▸ TO DO
Without the pictures, return all of the material exactly as written.

▸ MATERIAL TO PROCESS
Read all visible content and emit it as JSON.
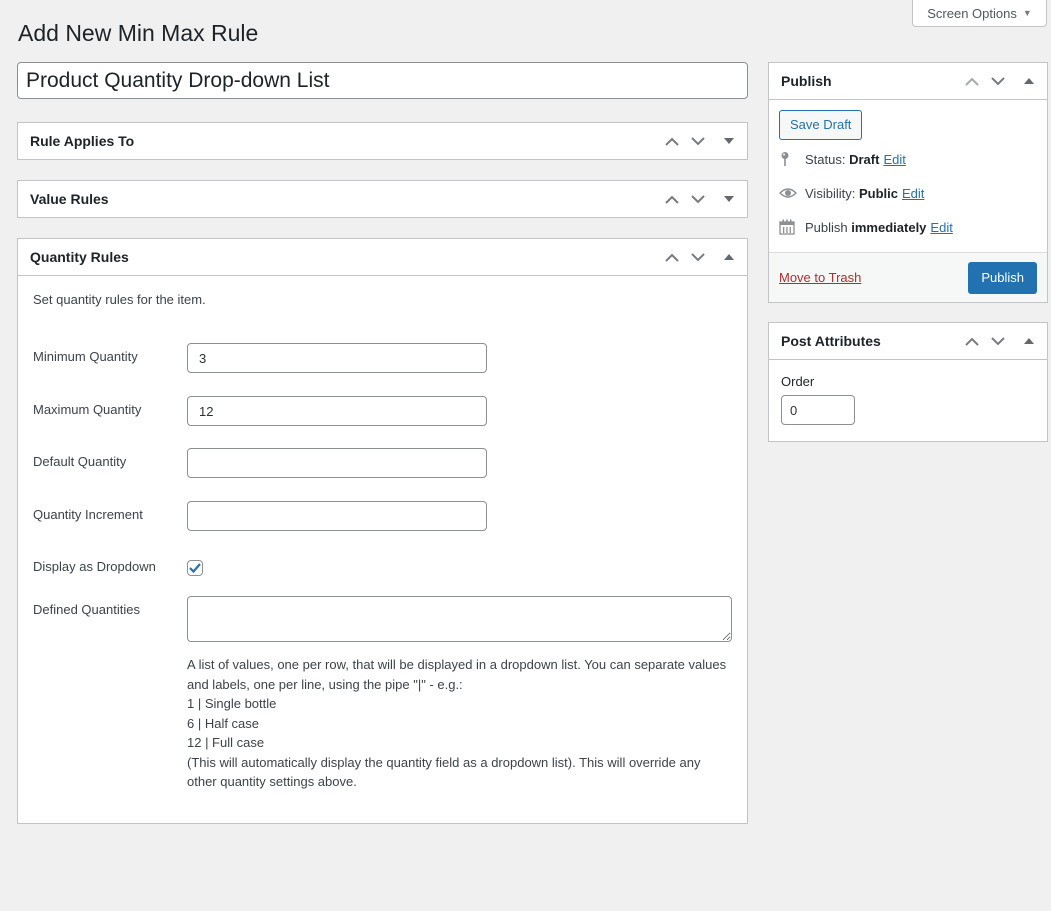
{
  "screen_options": {
    "label": "Screen Options",
    "icon": "caret-down-icon"
  },
  "page": {
    "title": "Add New Min Max Rule",
    "post_title_value": "Product Quantity Drop-down List"
  },
  "panels": {
    "rule_applies_to": {
      "title": "Rule Applies To",
      "expanded": false
    },
    "value_rules": {
      "title": "Value Rules",
      "expanded": false
    },
    "quantity_rules": {
      "title": "Quantity Rules",
      "expanded": true,
      "intro": "Set quantity rules for the item.",
      "fields": {
        "minimum_quantity": {
          "label": "Minimum Quantity",
          "value": "3"
        },
        "maximum_quantity": {
          "label": "Maximum Quantity",
          "value": "12"
        },
        "default_quantity": {
          "label": "Default Quantity",
          "value": ""
        },
        "quantity_increment": {
          "label": "Quantity Increment",
          "value": ""
        },
        "display_as_dropdown": {
          "label": "Display as Dropdown",
          "checked": true
        },
        "defined_quantities": {
          "label": "Defined Quantities",
          "value": ""
        }
      },
      "help_lines": [
        "A list of values, one per row, that will be displayed in a dropdown list. You can separate values",
        "and labels, one per line, using the pipe \"|\" - e.g.:",
        "1 | Single bottle",
        "6 | Half case",
        "12 | Full case",
        "(This will automatically display the quantity field as a dropdown list). This will override any",
        "other quantity settings above."
      ]
    }
  },
  "publish_box": {
    "title": "Publish",
    "save_draft_label": "Save Draft",
    "status_label": "Status:",
    "status_value": "Draft",
    "visibility_label": "Visibility:",
    "visibility_value": "Public",
    "publish_label": "Publish",
    "publish_value": "immediately",
    "edit_label": "Edit",
    "trash_label": "Move to Trash",
    "publish_button_label": "Publish"
  },
  "post_attributes": {
    "title": "Post Attributes",
    "order_label": "Order",
    "order_value": "0"
  },
  "colors": {
    "accent": "#2271b1",
    "danger": "#b32d2e",
    "background": "#f0f0f1",
    "border": "#c3c4c7"
  }
}
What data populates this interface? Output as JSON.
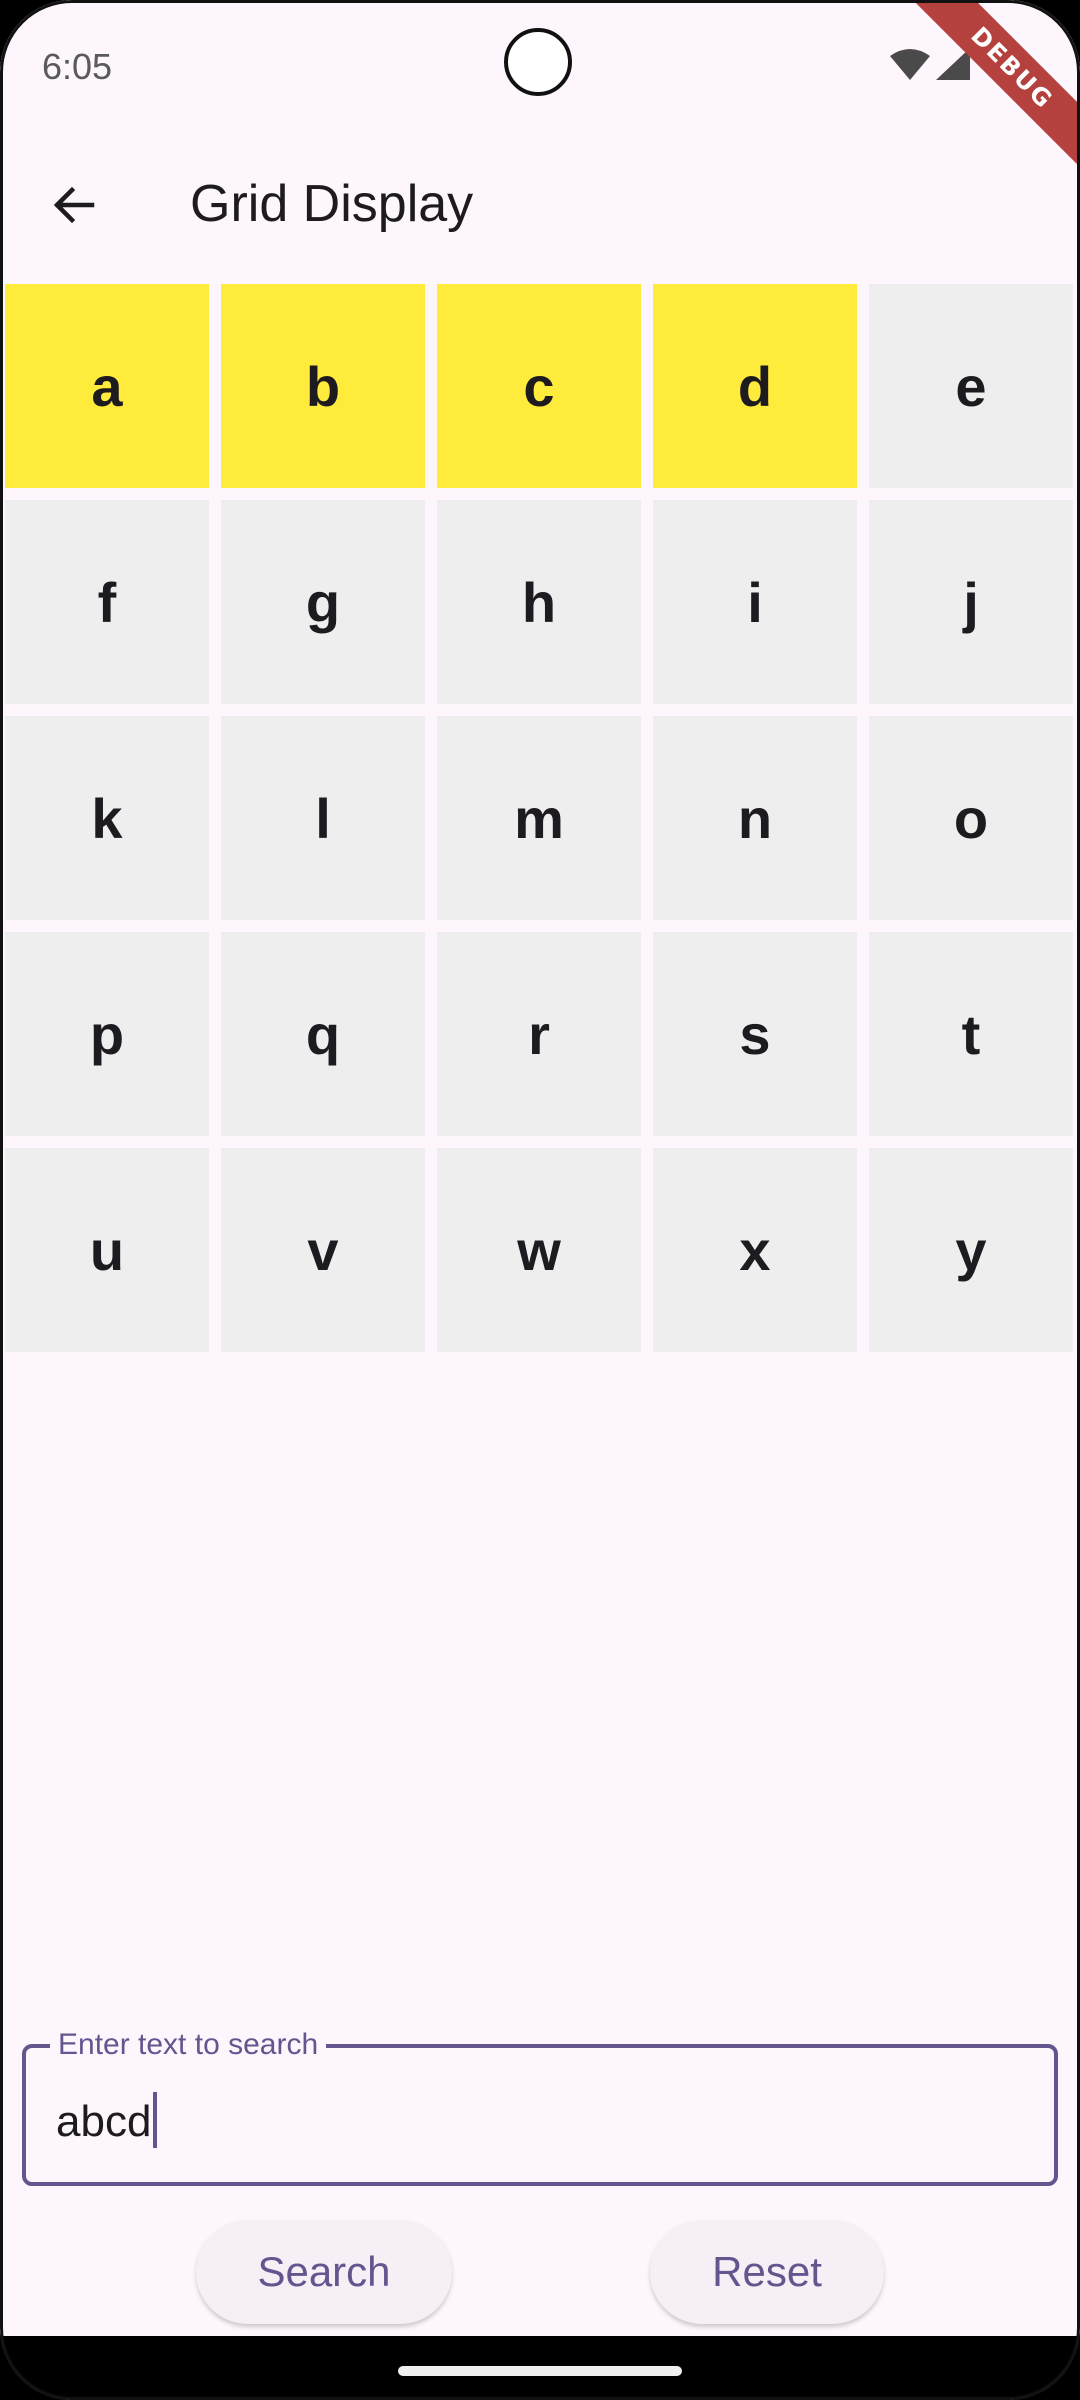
{
  "status_bar": {
    "time": "6:05",
    "debug_label": "DEBUG"
  },
  "app_bar": {
    "title": "Grid Display",
    "back_icon": "arrow-back-icon"
  },
  "grid": {
    "cells": [
      {
        "letter": "a",
        "highlighted": true
      },
      {
        "letter": "b",
        "highlighted": true
      },
      {
        "letter": "c",
        "highlighted": true
      },
      {
        "letter": "d",
        "highlighted": true
      },
      {
        "letter": "e",
        "highlighted": false
      },
      {
        "letter": "f",
        "highlighted": false
      },
      {
        "letter": "g",
        "highlighted": false
      },
      {
        "letter": "h",
        "highlighted": false
      },
      {
        "letter": "i",
        "highlighted": false
      },
      {
        "letter": "j",
        "highlighted": false
      },
      {
        "letter": "k",
        "highlighted": false
      },
      {
        "letter": "l",
        "highlighted": false
      },
      {
        "letter": "m",
        "highlighted": false
      },
      {
        "letter": "n",
        "highlighted": false
      },
      {
        "letter": "o",
        "highlighted": false
      },
      {
        "letter": "p",
        "highlighted": false
      },
      {
        "letter": "q",
        "highlighted": false
      },
      {
        "letter": "r",
        "highlighted": false
      },
      {
        "letter": "s",
        "highlighted": false
      },
      {
        "letter": "t",
        "highlighted": false
      },
      {
        "letter": "u",
        "highlighted": false
      },
      {
        "letter": "v",
        "highlighted": false
      },
      {
        "letter": "w",
        "highlighted": false
      },
      {
        "letter": "x",
        "highlighted": false
      },
      {
        "letter": "y",
        "highlighted": false
      }
    ]
  },
  "search": {
    "label": "Enter text to search",
    "value": "abcd"
  },
  "buttons": {
    "search_label": "Search",
    "reset_label": "Reset"
  },
  "colors": {
    "background": "#fdf6fc",
    "highlight": "#ffeb3b",
    "cell": "#eeeeee",
    "accent": "#65558f",
    "debug_banner": "#b5413e"
  }
}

▸ PROBLEM SOLUTION
Read all visible content and emit it as JSON.
{
  "screen_options": {
    "label": "Screen Options",
    "icon": "caret-down-icon"
  },
  "page": {
    "title": "Add New Min Max Rule",
    "post_title_value": "Product Quantity Drop-down List"
  },
  "panels": {
    "rule_applies_to": {
      "title": "Rule Applies To",
      "expanded": false
    },
    "value_rules": {
      "title": "Value Rules",
      "expanded": false
    },
    "quantity_rules": {
      "title": "Quantity Rules",
      "expanded": true,
      "intro": "Set quantity rules for the item.",
      "fields": {
        "minimum_quantity": {
          "label": "Minimum Quantity",
          "value": "3"
        },
        "maximum_quantity": {
          "label": "Maximum Quantity",
          "value": "12"
        },
        "default_quantity": {
          "label": "Default Quantity",
          "value": ""
        },
        "quantity_increment": {
          "label": "Quantity Increment",
          "value": ""
        },
        "display_as_dropdown": {
          "label": "Display as Dropdown",
          "checked": true
        },
        "defined_quantities": {
          "label": "Defined Quantities",
          "value": ""
        }
      },
      "help_lines": [
        "A list of values, one per row, that will be displayed in a dropdown list. You can separate values",
        "and labels, one per line, using the pipe \"|\" - e.g.:",
        "1 | Single bottle",
        "6 | Half case",
        "12 | Full case",
        "(This will automatically display the quantity field as a dropdown list). This will override any",
        "other quantity settings above."
      ]
    }
  },
  "publish_box": {
    "title": "Publish",
    "save_draft_label": "Save Draft",
    "status_label": "Status:",
    "status_value": "Draft",
    "visibility_label": "Visibility:",
    "visibility_value": "Public",
    "publish_label": "Publish",
    "publish_value": "immediately",
    "edit_label": "Edit",
    "trash_label": "Move to Trash",
    "publish_button_label": "Publish"
  },
  "post_attributes": {
    "title": "Post Attributes",
    "order_label": "Order",
    "order_value": "0"
  },
  "colors": {
    "accent": "#2271b1",
    "danger": "#b32d2e",
    "background": "#f0f0f1",
    "border": "#c3c4c7"
  }
}
What data populates this interface? Output as JSON.
{
  "status_bar": {
    "time": "6:05",
    "debug_label": "DEBUG"
  },
  "app_bar": {
    "title": "Grid Display",
    "back_icon": "arrow-back-icon"
  },
  "grid": {
    "cells": [
      {
        "letter": "a",
        "highlighted": true
      },
      {
        "letter": "b",
        "highlighted": true
      },
      {
        "letter": "c",
        "highlighted": true
      },
      {
        "letter": "d",
        "highlighted": true
      },
      {
        "letter": "e",
        "highlighted": false
      },
      {
        "letter": "f",
        "highlighted": false
      },
      {
        "letter": "g",
        "highlighted": false
      },
      {
        "letter": "h",
        "highlighted": false
      },
      {
        "letter": "i",
        "highlighted": false
      },
      {
        "letter": "j",
        "highlighted": false
      },
      {
        "letter": "k",
        "highlighted": false
      },
      {
        "letter": "l",
        "highlighted": false
      },
      {
        "letter": "m",
        "highlighted": false
      },
      {
        "letter": "n",
        "highlighted": false
      },
      {
        "letter": "o",
        "highlighted": false
      },
      {
        "letter": "p",
        "highlighted": false
      },
      {
        "letter": "q",
        "highlighted": false
      },
      {
        "letter": "r",
        "highlighted": false
      },
      {
        "letter": "s",
        "highlighted": false
      },
      {
        "letter": "t",
        "highlighted": false
      },
      {
        "letter": "u",
        "highlighted": false
      },
      {
        "letter": "v",
        "highlighted": false
      },
      {
        "letter": "w",
        "highlighted": false
      },
      {
        "letter": "x",
        "highlighted": false
      },
      {
        "letter": "y",
        "highlighted": false
      }
    ]
  },
  "search": {
    "label": "Enter text to search",
    "value": "abcd"
  },
  "buttons": {
    "search_label": "Search",
    "reset_label": "Reset"
  },
  "colors": {
    "background": "#fdf6fc",
    "highlight": "#ffeb3b",
    "cell": "#eeeeee",
    "accent": "#65558f",
    "debug_banner": "#b5413e"
  }
}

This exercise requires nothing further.